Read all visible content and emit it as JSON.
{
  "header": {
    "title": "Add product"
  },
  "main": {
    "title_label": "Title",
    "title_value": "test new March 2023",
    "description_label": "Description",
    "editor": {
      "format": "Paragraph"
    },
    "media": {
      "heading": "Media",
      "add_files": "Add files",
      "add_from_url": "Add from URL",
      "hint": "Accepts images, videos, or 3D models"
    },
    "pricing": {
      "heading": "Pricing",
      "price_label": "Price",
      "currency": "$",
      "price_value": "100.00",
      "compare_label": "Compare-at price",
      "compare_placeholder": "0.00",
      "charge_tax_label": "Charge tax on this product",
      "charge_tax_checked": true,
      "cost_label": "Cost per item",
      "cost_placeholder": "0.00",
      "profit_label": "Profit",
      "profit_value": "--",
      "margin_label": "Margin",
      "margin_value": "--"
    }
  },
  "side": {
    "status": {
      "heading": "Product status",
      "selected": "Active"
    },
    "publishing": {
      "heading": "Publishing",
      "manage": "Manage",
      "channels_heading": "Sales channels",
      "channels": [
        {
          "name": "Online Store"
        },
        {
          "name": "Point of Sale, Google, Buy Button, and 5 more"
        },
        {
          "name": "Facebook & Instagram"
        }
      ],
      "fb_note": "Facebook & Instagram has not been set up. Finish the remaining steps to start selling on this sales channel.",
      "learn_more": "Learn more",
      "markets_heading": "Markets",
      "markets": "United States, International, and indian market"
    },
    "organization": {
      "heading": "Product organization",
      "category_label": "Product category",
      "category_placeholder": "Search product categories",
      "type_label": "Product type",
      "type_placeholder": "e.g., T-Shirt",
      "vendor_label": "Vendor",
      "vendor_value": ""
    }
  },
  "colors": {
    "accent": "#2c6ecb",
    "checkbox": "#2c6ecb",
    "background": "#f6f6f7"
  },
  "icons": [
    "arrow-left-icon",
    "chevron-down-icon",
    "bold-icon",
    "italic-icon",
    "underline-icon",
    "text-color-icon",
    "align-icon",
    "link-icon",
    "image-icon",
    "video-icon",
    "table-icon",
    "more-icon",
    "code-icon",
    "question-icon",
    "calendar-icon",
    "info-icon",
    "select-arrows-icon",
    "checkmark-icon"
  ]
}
###
The request. Reproduce each record exactly, leaving nothing out.

Solution for this task.
Read all visible content and emit it as JSON.
{
  "header": {
    "title": "Add product"
  },
  "main": {
    "title_label": "Title",
    "title_value": "test new March 2023",
    "description_label": "Description",
    "editor": {
      "format": "Paragraph"
    },
    "media": {
      "heading": "Media",
      "add_files": "Add files",
      "add_from_url": "Add from URL",
      "hint": "Accepts images, videos, or 3D models"
    },
    "pricing": {
      "heading": "Pricing",
      "price_label": "Price",
      "currency": "$",
      "price_value": "100.00",
      "compare_label": "Compare-at price",
      "compare_placeholder": "0.00",
      "charge_tax_label": "Charge tax on this product",
      "charge_tax_checked": true,
      "cost_label": "Cost per item",
      "cost_placeholder": "0.00",
      "profit_label": "Profit",
      "profit_value": "--",
      "margin_label": "Margin",
      "margin_value": "--"
    }
  },
  "side": {
    "status": {
      "heading": "Product status",
      "selected": "Active"
    },
    "publishing": {
      "heading": "Publishing",
      "manage": "Manage",
      "channels_heading": "Sales channels",
      "channels": [
        {
          "name": "Online Store"
        },
        {
          "name": "Point of Sale, Google, Buy Button, and 5 more"
        },
        {
          "name": "Facebook & Instagram"
        }
      ],
      "fb_note": "Facebook & Instagram has not been set up. Finish the remaining steps to start selling on this sales channel.",
      "learn_more": "Learn more",
      "markets_heading": "Markets",
      "markets": "United States, International, and indian market"
    },
    "organization": {
      "heading": "Product organization",
      "category_label": "Product category",
      "category_placeholder": "Search product categories",
      "type_label": "Product type",
      "type_placeholder": "e.g., T-Shirt",
      "vendor_label": "Vendor",
      "vendor_value": ""
    }
  },
  "colors": {
    "accent": "#2c6ecb",
    "checkbox": "#2c6ecb",
    "background": "#f6f6f7"
  },
  "icons": [
    "arrow-left-icon",
    "chevron-down-icon",
    "bold-icon",
    "italic-icon",
    "underline-icon",
    "text-color-icon",
    "align-icon",
    "link-icon",
    "image-icon",
    "video-icon",
    "table-icon",
    "more-icon",
    "code-icon",
    "question-icon",
    "calendar-icon",
    "info-icon",
    "select-arrows-icon",
    "checkmark-icon"
  ]
}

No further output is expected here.